-- begin RECORDS TO USE --

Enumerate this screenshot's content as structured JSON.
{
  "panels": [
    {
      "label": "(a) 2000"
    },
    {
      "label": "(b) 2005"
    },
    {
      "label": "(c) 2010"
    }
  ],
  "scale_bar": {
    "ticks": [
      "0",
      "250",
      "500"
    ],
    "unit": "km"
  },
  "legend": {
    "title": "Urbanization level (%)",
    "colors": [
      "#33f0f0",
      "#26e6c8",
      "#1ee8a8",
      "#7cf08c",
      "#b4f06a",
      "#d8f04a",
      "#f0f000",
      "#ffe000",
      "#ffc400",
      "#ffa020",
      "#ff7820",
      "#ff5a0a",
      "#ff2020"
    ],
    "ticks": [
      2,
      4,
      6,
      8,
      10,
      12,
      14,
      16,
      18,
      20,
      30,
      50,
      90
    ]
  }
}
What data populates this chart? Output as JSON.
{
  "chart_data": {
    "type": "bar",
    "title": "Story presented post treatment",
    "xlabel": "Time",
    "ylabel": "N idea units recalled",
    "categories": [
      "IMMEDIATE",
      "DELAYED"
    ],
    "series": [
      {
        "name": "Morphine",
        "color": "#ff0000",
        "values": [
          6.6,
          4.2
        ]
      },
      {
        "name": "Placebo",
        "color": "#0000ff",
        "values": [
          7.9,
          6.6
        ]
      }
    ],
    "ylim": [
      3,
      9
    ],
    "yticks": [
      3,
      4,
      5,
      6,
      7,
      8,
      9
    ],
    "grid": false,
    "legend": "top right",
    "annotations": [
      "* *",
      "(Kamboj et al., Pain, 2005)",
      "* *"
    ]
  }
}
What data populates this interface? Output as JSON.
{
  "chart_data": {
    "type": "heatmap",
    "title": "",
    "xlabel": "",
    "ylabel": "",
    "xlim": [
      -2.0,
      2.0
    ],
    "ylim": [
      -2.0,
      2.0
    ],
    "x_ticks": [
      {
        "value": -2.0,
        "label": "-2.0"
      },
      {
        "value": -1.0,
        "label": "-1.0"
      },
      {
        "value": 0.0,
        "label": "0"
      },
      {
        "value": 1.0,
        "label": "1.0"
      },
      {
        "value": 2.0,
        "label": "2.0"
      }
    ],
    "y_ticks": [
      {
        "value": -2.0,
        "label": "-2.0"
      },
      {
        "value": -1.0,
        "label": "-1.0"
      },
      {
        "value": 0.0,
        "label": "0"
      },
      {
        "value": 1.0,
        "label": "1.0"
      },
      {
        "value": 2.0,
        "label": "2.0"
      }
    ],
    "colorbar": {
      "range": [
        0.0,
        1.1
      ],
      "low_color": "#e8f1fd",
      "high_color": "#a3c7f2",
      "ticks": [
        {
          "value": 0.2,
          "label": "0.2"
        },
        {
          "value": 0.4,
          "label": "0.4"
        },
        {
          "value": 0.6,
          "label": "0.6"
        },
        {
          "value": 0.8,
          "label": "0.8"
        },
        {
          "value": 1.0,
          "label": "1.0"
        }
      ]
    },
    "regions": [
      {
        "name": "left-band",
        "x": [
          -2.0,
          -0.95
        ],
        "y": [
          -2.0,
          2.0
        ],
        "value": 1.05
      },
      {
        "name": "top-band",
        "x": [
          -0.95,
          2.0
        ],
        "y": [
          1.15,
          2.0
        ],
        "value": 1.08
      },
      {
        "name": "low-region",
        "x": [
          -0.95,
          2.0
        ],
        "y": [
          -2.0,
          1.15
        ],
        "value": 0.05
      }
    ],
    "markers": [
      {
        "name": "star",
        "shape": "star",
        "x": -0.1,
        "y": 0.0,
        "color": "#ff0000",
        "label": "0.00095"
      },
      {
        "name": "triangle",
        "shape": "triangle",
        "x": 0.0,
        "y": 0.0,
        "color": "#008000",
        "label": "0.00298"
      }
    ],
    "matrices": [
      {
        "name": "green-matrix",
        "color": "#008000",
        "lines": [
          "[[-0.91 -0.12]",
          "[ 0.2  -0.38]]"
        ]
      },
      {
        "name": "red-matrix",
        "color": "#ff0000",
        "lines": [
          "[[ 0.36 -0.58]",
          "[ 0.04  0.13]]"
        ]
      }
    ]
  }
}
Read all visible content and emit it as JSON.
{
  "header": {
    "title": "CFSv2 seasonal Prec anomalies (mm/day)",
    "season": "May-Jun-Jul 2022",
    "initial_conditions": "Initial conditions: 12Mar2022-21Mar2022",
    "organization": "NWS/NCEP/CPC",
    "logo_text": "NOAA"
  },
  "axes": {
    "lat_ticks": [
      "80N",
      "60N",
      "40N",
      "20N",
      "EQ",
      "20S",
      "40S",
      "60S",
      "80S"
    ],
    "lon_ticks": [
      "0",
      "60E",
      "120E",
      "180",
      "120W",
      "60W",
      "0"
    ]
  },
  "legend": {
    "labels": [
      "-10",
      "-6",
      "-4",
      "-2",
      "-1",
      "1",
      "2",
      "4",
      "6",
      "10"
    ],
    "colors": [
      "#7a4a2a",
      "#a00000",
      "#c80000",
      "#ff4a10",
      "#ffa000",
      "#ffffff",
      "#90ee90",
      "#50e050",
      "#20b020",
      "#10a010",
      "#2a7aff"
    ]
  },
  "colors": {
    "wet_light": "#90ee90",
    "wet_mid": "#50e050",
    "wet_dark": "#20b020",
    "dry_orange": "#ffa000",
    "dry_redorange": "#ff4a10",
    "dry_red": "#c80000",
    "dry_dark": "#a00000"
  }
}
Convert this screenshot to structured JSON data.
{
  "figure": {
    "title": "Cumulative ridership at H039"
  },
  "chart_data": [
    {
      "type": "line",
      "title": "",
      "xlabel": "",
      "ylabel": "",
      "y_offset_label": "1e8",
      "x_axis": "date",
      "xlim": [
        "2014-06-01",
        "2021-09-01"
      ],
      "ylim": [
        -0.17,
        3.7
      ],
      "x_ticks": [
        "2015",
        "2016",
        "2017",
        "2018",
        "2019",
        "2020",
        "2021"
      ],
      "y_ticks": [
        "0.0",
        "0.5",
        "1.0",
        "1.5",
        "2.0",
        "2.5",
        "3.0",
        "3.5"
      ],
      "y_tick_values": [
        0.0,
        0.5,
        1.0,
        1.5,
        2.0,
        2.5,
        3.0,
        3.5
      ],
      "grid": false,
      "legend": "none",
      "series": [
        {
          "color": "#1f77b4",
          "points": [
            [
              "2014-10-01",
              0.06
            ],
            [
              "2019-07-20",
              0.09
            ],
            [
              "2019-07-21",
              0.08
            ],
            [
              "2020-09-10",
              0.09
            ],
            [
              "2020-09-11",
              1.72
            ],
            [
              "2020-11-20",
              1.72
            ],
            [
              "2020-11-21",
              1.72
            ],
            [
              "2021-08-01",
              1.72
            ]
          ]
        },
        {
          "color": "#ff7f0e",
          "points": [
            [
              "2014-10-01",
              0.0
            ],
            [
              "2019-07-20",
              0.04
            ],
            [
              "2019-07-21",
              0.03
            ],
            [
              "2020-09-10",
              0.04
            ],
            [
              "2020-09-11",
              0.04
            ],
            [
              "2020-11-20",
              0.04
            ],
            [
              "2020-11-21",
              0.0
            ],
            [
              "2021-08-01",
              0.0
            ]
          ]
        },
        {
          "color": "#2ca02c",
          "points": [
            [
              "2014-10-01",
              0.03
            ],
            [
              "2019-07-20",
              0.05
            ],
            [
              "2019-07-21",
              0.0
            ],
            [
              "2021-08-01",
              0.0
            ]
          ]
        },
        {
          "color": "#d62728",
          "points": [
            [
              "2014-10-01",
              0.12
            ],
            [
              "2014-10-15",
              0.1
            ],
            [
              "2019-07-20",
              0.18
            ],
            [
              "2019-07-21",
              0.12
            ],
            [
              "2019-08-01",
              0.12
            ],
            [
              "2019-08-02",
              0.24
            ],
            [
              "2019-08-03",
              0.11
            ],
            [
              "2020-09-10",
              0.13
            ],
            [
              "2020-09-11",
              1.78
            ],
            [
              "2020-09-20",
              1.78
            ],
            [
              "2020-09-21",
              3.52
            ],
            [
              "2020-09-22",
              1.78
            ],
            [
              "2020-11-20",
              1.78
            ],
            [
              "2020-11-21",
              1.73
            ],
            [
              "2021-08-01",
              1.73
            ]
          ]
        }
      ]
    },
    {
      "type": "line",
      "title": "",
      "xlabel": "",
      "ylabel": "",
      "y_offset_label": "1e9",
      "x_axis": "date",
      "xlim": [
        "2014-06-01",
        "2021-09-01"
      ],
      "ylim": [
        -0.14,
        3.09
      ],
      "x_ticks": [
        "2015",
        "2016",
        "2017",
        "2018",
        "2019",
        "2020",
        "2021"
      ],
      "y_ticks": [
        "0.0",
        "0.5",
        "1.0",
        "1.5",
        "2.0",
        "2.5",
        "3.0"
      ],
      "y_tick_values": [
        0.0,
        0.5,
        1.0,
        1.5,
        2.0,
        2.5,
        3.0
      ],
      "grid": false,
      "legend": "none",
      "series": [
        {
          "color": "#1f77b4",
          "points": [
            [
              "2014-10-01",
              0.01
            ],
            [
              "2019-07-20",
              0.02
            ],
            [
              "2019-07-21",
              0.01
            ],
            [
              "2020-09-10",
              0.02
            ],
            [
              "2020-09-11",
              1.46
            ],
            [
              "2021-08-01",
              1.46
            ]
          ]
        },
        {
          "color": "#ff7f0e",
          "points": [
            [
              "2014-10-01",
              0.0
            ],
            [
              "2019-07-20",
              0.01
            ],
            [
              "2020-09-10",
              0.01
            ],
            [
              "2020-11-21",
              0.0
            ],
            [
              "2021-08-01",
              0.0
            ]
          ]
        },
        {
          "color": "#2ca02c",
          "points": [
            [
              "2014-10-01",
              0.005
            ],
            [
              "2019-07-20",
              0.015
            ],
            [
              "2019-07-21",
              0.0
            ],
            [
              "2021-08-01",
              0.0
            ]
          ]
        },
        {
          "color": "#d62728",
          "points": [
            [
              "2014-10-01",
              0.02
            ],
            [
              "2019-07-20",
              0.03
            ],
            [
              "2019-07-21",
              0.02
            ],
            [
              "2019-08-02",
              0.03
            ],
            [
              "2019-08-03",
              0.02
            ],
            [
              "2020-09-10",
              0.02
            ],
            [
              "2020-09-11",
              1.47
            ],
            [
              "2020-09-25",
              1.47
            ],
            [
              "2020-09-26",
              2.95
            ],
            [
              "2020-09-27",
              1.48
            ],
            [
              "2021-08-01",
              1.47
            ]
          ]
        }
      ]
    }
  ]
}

-- end RECORDS TO USE --

◆ OBJECTIVE:
Track down every line of the material containing the string "screenshot", and copy it.

◆ WRITTEN ANSWER:
Enumerate this screenshot's content as structured JSON.
Convert this screenshot to structured JSON data.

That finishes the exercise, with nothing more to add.